■ Selected passage:
---+---
I would like to hear everyone's opinions on the various dried yeasts available, I have used several liquid cultures from both White Labs and Wyeast and have had good results however the ease of use and cost of the dried varieties makes them so much more attractive to the busy homebrewer. My question is - Which dried yeasts have you used with which style of beer that you consider to have produced an exceptional beer?

Reply to
Spanky

DCL T-58 is great for Belgian dubbels, tripels, and wits. I like their K-97 for alt. Lallemand Nottingham is a good clean fermenting ale yeast.

---------->Denny

Reply to
Denny Conn

Im lookin to do a stout and/or porter within the next couple weeks... any suggestions for that?

Reply to
White Trash

I like Nottingham ale yeast... I won a second place ribbon for my blonde ale whilst using that yeast. I've also used Edme ale yeast with good results.

I agree that dry yeast is a good idea for beers where the style of yeast isn't much of a contributing factor to the flavor or aroma... it's so darn cheap compared to the smack packs and vials. Dry yeast also tends to stay fresh longer, and often seems to get off to a better start than liquid yeasts.
---+---
■ Recorded information:

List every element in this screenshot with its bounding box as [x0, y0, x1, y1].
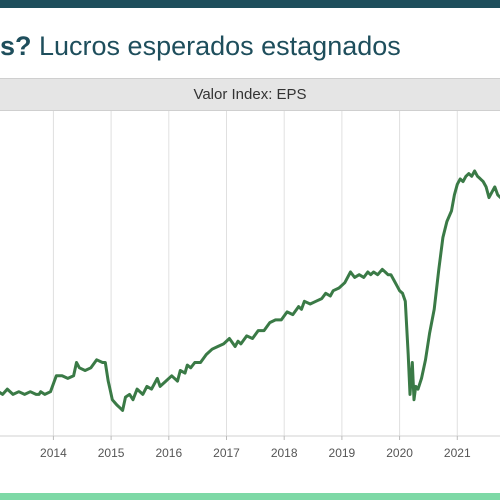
---+---
■ Problems to work on:
• a. Answer these from the dried yeast discussion:
(i) Which two makers of liquid cultures does the first post name?
(ii) Which DCL yeast is suggested for alt?
(iii) Which beer won a second place ribbon with Nottingham ale yeast?
• b. Pick up the dried yeast discussion after its last sentence and go on writing it.

■ Answers given:
• a.
(i) White Labs and Wyeast
(ii) K-97
(iii) A blonde ale

• b.
Reply to
David M. Taylor

even better.. grab the sediment from a bottled conditioned brew. I'm doing that tonight once I finish my bottle of Duvel.

Reply to
Kerry The Liar Loves Waffles

remember to do a starter on it. There's not enough to pitch but yea, yeA, YEA! The pasturization kills the poor microbes in most domestic beers, sadly. I'm stuck trying to find an alternative to wine yeast for my unfinished quadruple-bock/barley wine. The yeast I was using conked out half-way. White Labs has some strains that will handle it but their procedures for getting the alcohol content up to 15-16% are ridiculous.

Reply to
G_cowboy_is_that_a_Gnu_Hurd?

Thanks so far for your responses, keep them coming!

I haven't yet tried harvesting yeast from the trub, I'll try it next time.

Reply to
Spanky

What style? For British styles Safale S-04 is good. For American styles, Lallemand Nottingham.

----------->Denny

Reply to
Denny Conn

Im going to go with American on this one, going for a chocolate stout, should be slightly akin to an american made one, with some modifications (first time I wont just be simply cloning a brew).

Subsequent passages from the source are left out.